### Exercise description
Records follow. Pull out every line that contains "science".

>> START Information provided

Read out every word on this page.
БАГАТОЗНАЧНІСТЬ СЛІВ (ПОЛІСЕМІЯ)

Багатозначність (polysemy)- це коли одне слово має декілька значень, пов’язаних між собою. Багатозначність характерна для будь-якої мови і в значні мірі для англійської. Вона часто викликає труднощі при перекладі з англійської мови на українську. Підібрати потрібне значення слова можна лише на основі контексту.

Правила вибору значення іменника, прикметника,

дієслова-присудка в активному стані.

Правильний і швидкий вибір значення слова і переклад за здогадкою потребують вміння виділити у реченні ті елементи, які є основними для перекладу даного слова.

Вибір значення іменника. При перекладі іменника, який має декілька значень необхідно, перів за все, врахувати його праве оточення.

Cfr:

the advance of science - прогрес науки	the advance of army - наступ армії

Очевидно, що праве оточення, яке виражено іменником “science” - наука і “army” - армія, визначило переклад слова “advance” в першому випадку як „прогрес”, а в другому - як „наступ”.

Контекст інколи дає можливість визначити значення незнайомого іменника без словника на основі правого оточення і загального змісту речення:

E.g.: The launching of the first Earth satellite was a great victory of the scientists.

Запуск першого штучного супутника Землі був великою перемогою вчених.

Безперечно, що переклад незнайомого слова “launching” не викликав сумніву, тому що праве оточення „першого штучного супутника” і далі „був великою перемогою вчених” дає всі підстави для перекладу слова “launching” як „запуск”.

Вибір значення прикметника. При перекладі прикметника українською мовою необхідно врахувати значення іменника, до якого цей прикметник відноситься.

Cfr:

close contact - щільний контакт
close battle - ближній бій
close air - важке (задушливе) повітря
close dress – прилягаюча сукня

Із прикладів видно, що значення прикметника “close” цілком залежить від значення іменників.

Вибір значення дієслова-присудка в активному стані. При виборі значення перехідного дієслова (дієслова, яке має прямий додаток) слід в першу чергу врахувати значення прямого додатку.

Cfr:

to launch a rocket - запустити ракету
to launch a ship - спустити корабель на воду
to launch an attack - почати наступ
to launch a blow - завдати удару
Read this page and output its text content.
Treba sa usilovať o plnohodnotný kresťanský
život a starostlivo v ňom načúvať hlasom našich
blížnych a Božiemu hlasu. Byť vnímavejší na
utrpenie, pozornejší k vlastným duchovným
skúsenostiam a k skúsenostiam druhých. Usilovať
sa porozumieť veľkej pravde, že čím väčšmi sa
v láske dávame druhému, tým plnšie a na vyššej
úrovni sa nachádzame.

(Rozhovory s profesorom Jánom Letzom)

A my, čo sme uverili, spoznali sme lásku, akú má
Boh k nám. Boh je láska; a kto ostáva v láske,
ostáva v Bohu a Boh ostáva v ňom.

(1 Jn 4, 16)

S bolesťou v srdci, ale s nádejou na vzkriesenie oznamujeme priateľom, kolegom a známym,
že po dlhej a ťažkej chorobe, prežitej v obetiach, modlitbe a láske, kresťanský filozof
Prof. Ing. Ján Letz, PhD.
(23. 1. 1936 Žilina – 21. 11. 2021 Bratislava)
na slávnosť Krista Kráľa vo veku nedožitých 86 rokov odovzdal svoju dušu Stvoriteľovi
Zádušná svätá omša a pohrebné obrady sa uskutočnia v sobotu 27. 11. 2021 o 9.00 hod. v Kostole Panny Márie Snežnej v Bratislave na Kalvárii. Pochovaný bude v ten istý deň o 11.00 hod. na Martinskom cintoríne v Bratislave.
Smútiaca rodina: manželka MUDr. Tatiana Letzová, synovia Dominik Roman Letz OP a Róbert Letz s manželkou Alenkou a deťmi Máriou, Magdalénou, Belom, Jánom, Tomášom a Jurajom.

>> END Information provided

### Exercise result
the advance of science - прогрес науки	the advance of army - наступ армії
Очевидно, що праве оточення, яке виражено іменником “science” - наука і “army” - армія, визначило переклад слова “advance” в першому випадку як „прогрес”, а в другому - як „наступ”.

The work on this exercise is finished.